▸ **Task to complete**: Using the data below, copy each line that includes the word "グロースターク".

▸ **Dataset excerpts**:
------------------------------------------------------------------------

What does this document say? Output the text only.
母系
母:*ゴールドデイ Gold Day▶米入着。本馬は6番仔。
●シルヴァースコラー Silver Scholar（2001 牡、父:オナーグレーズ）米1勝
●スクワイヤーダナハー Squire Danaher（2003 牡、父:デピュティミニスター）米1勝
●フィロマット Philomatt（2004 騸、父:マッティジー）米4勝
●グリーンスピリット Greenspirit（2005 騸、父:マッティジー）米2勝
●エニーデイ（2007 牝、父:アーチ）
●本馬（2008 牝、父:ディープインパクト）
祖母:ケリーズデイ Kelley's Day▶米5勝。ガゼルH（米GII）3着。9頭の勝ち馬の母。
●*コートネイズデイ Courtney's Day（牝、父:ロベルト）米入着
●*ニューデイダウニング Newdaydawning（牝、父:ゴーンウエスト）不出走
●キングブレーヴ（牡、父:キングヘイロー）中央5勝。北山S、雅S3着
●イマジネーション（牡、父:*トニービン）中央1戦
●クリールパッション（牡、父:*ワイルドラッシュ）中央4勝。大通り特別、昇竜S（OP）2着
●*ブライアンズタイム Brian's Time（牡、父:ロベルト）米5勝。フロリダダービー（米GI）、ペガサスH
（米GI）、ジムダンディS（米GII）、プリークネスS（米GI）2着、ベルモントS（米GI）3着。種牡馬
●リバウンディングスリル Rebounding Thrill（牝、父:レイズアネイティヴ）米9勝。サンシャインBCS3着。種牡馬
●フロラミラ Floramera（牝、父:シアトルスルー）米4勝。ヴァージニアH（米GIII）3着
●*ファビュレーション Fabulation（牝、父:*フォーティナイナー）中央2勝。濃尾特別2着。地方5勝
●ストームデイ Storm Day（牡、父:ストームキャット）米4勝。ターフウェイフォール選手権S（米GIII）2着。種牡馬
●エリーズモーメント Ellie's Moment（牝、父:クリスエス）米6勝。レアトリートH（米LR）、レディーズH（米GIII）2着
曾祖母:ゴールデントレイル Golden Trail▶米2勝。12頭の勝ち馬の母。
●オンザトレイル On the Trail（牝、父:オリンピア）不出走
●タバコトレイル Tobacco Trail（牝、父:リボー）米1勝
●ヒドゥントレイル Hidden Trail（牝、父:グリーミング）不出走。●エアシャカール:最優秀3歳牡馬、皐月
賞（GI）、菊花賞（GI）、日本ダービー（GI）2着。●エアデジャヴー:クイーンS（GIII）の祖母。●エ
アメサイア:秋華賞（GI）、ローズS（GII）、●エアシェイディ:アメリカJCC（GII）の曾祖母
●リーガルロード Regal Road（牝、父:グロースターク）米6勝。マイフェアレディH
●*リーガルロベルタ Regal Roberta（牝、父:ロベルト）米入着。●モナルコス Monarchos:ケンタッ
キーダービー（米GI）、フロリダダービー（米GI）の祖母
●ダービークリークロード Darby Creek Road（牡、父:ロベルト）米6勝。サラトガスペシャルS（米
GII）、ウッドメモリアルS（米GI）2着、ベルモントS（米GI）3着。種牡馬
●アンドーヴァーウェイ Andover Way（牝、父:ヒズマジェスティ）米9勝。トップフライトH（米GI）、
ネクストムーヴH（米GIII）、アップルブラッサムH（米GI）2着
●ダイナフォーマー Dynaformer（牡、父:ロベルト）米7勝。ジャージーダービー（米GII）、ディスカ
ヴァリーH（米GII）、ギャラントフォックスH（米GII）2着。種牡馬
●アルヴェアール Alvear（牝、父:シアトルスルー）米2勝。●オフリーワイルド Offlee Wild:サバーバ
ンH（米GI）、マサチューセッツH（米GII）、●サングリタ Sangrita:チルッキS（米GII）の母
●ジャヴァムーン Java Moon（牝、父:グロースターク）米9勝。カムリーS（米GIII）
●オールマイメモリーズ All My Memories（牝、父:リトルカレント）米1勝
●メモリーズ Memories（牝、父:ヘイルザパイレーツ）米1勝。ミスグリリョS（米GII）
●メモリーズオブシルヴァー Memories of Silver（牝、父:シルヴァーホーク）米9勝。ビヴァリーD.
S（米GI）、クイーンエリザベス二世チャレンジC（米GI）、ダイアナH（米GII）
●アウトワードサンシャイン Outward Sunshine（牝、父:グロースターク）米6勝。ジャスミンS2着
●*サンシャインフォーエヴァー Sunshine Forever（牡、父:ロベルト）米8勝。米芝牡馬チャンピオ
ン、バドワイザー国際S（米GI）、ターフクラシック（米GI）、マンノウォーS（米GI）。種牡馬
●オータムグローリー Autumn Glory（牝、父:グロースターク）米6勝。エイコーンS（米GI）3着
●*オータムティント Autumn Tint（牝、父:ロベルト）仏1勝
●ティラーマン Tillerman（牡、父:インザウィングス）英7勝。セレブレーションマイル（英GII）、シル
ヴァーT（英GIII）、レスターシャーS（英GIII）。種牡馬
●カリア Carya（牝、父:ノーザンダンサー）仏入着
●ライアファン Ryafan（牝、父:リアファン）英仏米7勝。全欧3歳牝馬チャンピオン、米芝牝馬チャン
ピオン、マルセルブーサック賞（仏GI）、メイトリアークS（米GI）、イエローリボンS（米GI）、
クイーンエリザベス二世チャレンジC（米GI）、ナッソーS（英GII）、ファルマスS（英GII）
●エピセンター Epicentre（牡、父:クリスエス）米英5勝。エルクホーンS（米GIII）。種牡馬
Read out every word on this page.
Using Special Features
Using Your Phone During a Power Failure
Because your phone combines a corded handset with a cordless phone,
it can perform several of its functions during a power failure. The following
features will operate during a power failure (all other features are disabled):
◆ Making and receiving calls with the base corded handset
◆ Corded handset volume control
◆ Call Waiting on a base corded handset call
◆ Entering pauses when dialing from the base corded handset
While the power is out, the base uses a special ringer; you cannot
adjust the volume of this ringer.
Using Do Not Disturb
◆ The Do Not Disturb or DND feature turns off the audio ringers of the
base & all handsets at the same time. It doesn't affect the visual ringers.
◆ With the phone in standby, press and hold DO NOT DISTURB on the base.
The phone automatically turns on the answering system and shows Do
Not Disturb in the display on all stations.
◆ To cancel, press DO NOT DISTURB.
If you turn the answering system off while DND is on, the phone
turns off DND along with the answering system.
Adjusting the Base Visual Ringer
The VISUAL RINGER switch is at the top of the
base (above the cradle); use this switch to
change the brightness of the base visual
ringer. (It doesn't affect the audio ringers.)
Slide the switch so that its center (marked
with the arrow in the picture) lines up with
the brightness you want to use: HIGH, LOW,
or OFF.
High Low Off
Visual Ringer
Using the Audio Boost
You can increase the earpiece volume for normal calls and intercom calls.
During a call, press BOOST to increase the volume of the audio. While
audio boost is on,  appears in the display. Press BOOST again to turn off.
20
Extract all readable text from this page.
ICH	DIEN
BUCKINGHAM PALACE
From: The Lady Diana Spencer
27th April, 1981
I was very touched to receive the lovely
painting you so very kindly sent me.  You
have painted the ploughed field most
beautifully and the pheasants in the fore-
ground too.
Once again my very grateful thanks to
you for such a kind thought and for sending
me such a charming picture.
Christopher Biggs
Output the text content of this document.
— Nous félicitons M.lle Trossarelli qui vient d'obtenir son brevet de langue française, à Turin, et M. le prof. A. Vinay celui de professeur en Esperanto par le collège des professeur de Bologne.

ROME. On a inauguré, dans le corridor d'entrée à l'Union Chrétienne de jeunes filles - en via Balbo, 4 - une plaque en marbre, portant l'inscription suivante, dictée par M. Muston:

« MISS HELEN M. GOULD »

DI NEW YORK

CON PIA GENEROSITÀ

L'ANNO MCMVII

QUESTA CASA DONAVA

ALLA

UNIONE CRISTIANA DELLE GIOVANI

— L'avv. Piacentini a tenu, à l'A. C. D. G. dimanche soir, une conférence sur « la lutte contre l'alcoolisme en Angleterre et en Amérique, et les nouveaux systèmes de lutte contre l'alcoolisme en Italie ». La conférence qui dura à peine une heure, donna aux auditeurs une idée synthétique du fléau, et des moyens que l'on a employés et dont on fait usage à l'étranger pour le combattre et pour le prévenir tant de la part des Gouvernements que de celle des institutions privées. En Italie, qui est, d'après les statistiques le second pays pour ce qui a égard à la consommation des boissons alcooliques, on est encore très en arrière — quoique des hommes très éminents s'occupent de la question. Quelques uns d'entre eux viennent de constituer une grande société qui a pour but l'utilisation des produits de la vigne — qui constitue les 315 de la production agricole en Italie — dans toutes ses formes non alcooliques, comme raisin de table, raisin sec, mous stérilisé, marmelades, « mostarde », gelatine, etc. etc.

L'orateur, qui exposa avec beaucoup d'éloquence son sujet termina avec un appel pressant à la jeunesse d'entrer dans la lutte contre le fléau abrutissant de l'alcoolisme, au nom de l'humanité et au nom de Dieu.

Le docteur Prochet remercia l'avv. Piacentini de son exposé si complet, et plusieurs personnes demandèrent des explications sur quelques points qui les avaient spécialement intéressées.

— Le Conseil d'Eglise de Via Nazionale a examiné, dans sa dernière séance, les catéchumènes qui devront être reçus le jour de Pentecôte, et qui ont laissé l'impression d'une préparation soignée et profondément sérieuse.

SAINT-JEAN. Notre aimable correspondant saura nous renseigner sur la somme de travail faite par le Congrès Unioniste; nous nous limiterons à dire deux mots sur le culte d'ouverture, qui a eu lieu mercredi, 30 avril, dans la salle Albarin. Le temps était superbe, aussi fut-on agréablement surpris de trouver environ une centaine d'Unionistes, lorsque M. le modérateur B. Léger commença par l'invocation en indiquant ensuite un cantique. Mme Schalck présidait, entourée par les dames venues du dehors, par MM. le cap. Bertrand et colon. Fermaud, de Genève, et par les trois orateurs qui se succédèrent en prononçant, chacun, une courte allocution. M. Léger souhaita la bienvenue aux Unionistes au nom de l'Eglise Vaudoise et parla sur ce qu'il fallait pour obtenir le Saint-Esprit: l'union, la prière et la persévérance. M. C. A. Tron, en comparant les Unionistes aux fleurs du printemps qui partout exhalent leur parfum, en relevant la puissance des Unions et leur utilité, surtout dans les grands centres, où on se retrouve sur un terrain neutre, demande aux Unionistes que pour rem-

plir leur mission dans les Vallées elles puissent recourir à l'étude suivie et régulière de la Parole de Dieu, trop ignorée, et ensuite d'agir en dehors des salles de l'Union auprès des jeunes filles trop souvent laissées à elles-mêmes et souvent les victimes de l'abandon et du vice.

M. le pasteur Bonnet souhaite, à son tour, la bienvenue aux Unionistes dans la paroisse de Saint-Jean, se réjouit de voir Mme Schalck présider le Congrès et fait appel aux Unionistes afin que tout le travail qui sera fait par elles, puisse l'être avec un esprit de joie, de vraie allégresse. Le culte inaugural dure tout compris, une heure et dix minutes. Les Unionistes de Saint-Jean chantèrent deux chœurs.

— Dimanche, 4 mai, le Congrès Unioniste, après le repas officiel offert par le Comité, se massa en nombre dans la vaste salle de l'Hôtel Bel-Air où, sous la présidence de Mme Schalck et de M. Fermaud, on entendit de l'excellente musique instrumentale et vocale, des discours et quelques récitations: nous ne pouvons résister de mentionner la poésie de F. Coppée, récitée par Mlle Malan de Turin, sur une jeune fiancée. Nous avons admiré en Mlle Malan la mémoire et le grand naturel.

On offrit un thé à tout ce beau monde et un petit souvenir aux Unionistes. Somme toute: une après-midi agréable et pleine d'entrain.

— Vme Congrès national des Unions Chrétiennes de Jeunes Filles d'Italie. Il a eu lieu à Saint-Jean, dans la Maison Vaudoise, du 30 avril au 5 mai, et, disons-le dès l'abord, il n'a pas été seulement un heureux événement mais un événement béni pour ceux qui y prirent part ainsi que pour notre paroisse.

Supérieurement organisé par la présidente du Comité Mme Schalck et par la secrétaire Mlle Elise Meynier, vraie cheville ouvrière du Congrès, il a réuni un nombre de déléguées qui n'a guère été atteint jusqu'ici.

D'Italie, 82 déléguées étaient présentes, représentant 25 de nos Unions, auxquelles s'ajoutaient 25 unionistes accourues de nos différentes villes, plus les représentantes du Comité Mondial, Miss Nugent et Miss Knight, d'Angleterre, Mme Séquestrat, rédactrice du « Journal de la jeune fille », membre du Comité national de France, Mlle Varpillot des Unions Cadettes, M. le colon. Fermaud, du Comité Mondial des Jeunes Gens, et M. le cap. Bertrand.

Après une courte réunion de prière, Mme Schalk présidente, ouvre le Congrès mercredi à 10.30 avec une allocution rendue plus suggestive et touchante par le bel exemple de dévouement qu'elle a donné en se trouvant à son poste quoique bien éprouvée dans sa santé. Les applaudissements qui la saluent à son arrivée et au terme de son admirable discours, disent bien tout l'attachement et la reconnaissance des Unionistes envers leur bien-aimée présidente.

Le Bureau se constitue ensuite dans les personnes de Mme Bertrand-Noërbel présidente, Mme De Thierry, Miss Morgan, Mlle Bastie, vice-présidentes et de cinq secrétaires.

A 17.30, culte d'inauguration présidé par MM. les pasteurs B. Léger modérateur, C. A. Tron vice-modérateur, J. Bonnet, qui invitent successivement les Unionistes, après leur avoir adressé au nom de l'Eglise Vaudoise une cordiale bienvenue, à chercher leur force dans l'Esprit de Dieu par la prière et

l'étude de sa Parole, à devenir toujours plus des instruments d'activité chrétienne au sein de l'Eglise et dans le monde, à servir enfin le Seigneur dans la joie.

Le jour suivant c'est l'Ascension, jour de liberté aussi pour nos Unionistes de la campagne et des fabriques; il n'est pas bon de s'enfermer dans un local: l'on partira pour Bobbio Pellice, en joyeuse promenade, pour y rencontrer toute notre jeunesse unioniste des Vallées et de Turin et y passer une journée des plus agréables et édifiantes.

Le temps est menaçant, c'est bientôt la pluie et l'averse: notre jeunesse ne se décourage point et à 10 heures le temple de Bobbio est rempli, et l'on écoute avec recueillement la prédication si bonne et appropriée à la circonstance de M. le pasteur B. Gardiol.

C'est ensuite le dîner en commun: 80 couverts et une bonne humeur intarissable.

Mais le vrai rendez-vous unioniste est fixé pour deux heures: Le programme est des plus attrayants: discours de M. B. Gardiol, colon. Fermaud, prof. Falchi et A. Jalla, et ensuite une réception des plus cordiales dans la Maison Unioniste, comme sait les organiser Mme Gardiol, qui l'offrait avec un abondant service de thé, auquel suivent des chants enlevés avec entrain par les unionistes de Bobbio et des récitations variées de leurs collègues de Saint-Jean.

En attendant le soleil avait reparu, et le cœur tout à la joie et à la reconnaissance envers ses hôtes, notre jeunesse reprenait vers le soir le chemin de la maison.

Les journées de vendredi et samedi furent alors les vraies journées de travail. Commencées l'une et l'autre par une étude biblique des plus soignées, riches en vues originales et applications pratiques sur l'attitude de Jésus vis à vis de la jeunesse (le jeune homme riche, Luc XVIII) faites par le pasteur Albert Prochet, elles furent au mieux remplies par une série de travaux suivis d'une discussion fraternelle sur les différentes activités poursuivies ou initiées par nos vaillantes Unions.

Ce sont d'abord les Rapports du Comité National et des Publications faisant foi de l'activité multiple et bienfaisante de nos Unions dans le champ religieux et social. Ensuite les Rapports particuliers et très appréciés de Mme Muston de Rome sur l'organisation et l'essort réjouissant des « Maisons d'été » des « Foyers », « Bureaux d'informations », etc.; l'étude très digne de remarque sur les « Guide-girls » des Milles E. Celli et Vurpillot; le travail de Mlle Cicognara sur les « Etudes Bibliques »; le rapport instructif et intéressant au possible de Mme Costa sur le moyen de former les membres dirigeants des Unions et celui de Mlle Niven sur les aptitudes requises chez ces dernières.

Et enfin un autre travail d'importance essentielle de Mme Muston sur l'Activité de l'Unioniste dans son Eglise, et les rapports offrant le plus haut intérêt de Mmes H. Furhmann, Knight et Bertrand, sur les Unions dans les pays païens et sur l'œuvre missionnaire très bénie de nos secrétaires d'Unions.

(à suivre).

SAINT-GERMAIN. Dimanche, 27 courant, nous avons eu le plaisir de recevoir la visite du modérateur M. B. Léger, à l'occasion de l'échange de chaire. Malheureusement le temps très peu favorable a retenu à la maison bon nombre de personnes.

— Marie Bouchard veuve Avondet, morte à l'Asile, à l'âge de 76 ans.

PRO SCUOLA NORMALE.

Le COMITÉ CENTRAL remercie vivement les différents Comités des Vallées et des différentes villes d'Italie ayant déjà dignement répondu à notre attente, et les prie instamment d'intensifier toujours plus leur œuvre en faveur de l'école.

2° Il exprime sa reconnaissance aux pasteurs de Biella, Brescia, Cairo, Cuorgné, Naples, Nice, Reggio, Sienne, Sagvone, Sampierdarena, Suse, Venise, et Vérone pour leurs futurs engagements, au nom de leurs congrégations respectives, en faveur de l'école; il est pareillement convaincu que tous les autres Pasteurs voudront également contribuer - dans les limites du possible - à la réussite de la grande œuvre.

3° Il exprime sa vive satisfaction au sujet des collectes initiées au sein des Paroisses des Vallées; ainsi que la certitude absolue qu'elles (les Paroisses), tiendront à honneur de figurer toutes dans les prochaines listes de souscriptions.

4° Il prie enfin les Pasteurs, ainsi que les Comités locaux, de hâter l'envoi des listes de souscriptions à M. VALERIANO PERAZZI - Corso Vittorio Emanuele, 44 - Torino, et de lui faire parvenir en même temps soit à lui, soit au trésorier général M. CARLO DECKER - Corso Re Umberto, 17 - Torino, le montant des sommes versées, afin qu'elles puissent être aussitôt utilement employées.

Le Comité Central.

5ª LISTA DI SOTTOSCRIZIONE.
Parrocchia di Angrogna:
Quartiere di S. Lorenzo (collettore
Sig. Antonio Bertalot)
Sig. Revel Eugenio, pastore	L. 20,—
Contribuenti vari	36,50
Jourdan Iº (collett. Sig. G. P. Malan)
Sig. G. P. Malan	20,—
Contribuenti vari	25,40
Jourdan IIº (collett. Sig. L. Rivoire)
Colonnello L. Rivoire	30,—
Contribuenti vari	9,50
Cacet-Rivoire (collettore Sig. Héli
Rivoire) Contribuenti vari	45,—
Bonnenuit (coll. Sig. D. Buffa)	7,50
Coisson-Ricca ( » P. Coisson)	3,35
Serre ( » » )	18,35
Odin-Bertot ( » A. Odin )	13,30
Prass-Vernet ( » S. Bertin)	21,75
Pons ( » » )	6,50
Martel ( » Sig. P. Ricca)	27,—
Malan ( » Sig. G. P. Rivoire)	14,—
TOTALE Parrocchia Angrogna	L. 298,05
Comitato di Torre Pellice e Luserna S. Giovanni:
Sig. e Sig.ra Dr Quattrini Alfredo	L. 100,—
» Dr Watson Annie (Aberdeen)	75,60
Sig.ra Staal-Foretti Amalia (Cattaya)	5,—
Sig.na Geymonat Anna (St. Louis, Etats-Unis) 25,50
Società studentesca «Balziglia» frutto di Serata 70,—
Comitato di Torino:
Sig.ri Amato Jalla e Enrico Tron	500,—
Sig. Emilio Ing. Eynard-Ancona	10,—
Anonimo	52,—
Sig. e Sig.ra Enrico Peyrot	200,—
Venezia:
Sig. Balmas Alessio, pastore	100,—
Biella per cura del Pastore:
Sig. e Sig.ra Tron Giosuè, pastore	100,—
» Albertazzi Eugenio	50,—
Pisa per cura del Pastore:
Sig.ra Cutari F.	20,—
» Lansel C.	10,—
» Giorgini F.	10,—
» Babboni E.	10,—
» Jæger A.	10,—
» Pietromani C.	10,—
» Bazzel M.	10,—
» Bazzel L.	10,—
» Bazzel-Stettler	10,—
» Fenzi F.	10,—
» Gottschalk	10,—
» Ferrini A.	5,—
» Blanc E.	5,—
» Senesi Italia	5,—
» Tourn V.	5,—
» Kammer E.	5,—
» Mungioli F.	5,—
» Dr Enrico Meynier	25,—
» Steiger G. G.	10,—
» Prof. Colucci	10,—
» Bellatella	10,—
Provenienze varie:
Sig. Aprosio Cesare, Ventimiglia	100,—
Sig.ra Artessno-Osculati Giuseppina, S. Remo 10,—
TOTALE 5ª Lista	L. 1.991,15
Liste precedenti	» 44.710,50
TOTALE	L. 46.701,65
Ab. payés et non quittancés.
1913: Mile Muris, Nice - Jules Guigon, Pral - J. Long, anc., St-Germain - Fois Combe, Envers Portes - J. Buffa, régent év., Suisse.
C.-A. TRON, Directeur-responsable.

------------------------------------------------------------------------

▸ **Answer below**:
●リーガルロード Regal Road（牝、父:グロースターク）米6勝。マイフェアレディH
●ジャヴァムーン Java Moon（牝、父:グロースターク）米9勝。カムリーS（米GIII）
●アウトワードサンシャイン Outward Sunshine（牝、父:グロースターク）米6勝。ジャスミンS2着
●オータムグローリー Autumn Glory（牝、父:グロースターク）米6勝。エイコーンS（米GI）3着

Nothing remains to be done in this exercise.